_YOUR GOAL_: Tally the lines that hold the string "Continued", and reply with the count alone.

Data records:
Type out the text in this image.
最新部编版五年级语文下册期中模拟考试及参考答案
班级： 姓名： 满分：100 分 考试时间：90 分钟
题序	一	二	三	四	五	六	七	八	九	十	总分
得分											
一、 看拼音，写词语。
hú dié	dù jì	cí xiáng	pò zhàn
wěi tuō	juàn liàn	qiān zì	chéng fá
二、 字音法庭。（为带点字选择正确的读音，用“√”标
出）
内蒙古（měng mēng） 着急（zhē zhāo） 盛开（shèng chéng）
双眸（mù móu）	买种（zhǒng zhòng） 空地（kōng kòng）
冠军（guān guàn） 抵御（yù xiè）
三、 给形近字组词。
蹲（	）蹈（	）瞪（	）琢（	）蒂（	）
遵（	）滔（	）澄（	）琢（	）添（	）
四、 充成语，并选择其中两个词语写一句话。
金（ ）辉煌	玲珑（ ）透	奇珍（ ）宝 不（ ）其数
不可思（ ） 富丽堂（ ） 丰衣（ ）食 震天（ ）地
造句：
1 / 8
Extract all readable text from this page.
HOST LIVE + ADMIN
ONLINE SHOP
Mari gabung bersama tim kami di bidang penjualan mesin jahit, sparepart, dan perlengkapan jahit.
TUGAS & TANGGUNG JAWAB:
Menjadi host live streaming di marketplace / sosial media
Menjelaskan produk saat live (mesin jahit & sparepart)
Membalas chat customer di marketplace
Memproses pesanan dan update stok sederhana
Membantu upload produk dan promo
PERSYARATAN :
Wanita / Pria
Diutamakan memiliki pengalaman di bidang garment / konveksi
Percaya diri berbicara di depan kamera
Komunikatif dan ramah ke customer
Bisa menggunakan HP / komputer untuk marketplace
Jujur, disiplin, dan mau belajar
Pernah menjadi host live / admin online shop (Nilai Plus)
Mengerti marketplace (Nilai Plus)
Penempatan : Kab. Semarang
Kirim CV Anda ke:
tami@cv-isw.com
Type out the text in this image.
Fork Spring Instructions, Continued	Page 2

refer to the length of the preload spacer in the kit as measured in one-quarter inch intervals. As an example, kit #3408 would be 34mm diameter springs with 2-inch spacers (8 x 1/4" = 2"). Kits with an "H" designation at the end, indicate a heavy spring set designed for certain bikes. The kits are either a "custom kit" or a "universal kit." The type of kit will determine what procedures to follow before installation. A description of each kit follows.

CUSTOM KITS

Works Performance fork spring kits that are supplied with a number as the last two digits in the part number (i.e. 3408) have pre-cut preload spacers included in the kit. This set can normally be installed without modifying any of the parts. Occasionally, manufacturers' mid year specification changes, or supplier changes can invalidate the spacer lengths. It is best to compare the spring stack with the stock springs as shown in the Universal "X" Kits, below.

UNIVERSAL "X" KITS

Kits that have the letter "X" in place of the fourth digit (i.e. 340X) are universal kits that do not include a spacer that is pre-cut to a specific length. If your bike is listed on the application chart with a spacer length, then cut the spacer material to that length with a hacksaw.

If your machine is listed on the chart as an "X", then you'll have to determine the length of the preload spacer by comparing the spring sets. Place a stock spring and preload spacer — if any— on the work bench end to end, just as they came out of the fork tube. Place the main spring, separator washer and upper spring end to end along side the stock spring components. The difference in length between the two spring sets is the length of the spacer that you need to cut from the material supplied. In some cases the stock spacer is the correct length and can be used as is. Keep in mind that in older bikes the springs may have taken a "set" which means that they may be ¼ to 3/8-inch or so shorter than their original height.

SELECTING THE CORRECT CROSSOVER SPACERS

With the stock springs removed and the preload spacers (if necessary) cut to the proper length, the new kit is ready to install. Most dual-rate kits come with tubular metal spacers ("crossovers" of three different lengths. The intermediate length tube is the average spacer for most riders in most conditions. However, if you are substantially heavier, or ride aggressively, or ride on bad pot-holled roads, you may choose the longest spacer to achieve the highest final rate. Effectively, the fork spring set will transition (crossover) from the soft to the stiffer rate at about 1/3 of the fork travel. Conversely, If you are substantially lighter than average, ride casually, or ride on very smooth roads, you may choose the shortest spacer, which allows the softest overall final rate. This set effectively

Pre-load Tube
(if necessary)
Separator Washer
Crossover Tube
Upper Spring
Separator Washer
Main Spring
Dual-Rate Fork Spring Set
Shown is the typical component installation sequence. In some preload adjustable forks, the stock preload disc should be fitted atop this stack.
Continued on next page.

_OUTPUT OF THE EXERCISE_: 2